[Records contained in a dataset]

——————

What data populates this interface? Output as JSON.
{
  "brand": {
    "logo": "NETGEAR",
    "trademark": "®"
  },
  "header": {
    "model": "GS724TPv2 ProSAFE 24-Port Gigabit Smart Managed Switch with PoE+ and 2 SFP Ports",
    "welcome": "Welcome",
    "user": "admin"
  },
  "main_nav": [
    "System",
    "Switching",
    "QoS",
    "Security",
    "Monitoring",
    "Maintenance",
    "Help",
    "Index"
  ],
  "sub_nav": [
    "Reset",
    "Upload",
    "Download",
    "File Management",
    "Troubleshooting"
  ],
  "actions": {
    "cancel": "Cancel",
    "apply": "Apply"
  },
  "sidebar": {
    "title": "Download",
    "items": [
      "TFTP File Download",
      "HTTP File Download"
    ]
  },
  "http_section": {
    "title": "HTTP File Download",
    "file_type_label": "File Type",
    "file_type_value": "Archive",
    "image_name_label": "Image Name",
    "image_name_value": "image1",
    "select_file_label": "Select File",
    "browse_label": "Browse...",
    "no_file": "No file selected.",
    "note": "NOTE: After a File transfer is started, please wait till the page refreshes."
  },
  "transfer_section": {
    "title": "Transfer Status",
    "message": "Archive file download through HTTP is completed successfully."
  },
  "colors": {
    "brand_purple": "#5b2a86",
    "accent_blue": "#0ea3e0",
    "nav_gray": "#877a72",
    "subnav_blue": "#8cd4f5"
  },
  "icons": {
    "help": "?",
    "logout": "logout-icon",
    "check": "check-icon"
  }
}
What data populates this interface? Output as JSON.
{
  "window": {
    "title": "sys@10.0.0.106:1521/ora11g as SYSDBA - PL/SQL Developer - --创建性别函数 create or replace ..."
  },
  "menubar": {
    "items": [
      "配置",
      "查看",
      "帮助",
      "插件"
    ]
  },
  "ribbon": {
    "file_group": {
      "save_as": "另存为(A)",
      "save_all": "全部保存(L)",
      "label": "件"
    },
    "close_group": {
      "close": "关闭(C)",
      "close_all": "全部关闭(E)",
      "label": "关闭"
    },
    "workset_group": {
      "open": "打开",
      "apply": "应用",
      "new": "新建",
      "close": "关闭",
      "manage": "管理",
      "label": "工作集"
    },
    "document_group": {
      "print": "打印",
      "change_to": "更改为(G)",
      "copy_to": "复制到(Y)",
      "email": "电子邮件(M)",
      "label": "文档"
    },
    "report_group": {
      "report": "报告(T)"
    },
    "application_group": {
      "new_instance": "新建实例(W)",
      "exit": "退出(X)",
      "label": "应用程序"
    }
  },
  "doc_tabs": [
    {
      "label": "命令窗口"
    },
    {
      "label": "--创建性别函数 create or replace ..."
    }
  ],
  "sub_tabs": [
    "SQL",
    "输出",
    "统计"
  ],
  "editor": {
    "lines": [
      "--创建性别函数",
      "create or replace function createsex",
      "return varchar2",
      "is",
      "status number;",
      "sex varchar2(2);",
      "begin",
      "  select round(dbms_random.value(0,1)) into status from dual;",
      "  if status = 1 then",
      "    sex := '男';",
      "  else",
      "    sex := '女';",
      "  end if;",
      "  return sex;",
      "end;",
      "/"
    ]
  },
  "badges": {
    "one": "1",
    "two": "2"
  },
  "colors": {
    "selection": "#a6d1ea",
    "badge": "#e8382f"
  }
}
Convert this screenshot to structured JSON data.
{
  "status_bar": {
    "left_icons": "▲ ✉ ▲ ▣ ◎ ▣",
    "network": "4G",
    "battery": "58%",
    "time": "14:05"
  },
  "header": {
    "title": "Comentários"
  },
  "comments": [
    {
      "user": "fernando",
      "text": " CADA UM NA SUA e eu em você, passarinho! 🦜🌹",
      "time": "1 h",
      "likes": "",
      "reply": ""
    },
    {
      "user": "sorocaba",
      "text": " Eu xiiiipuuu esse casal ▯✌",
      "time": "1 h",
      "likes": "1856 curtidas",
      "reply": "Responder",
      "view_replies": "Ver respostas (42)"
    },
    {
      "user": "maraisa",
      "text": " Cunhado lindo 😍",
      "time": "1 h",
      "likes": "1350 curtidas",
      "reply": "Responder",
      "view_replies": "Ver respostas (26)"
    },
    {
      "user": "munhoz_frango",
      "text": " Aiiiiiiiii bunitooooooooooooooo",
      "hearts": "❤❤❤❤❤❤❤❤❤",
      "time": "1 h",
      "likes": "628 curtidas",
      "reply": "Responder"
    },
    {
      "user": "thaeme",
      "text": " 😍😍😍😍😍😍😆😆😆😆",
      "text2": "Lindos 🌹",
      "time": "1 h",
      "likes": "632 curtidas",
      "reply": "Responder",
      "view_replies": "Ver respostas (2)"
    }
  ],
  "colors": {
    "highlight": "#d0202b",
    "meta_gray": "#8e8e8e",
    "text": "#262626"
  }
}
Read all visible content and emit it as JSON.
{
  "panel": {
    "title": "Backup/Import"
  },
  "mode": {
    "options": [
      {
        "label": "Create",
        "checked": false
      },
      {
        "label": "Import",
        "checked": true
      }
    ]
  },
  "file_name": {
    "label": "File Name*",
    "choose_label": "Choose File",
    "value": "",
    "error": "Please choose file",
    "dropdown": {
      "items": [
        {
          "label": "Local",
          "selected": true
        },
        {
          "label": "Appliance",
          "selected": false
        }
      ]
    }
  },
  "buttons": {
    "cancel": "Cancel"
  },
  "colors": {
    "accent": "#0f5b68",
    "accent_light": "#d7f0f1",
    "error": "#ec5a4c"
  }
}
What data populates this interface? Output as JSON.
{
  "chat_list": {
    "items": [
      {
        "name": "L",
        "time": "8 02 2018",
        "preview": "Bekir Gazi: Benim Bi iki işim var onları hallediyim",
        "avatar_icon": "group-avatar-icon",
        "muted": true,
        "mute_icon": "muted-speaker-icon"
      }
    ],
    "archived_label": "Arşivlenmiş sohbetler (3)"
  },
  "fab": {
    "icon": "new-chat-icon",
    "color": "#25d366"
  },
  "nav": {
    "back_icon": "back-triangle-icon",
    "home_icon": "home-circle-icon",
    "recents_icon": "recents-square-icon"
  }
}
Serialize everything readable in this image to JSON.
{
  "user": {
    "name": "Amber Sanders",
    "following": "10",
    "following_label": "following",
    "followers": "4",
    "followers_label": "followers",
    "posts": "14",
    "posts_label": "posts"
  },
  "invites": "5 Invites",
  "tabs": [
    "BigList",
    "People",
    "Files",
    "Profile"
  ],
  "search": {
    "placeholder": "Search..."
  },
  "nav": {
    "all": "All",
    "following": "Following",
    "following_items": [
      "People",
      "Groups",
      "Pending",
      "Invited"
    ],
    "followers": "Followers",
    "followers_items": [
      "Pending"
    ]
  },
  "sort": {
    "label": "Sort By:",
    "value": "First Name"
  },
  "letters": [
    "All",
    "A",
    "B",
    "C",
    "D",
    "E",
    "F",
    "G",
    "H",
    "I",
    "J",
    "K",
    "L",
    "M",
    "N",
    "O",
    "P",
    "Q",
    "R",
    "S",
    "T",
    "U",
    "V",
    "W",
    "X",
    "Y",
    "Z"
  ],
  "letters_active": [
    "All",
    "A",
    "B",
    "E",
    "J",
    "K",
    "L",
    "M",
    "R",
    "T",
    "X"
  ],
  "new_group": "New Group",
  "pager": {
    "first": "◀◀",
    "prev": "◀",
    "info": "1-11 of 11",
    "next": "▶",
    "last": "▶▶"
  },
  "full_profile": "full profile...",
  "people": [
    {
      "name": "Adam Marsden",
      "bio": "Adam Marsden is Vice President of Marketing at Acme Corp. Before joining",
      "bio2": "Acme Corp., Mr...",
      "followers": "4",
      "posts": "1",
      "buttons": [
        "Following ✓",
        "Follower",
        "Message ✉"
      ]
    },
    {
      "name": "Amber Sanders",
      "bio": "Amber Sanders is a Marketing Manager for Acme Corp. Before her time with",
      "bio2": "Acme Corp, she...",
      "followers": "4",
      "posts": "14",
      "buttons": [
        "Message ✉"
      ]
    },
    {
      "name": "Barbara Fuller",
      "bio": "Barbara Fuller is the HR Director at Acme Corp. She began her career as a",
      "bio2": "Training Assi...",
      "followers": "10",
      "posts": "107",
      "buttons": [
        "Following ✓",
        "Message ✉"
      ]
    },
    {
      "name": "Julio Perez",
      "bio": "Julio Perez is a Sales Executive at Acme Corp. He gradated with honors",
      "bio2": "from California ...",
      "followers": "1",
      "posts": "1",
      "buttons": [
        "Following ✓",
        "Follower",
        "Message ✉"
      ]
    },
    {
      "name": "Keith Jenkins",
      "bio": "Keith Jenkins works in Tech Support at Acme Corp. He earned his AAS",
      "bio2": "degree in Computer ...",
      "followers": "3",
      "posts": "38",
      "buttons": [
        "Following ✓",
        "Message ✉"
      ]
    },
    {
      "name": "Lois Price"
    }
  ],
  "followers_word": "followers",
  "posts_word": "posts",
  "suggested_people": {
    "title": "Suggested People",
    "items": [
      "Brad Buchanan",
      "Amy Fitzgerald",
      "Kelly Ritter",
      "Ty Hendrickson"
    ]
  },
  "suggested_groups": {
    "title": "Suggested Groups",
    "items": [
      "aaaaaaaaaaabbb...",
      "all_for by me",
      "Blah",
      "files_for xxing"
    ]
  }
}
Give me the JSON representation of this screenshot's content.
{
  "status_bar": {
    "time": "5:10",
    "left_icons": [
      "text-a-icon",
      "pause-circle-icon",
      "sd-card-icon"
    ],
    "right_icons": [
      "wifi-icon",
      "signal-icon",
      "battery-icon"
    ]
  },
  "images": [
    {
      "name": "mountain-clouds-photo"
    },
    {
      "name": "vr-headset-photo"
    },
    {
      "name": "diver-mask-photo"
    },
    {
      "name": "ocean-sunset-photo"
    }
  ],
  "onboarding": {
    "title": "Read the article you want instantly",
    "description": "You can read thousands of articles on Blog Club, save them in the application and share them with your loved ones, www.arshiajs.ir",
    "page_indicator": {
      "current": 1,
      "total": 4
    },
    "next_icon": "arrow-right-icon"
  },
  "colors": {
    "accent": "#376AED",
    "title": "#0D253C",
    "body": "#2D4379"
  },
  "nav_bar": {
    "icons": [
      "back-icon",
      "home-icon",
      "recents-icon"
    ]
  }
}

——————

● Given problem: From the listing, copy every line where the string "muted" appears.

● Completed exercise:
        "muted": true,
        "mute_icon": "muted-speaker-icon"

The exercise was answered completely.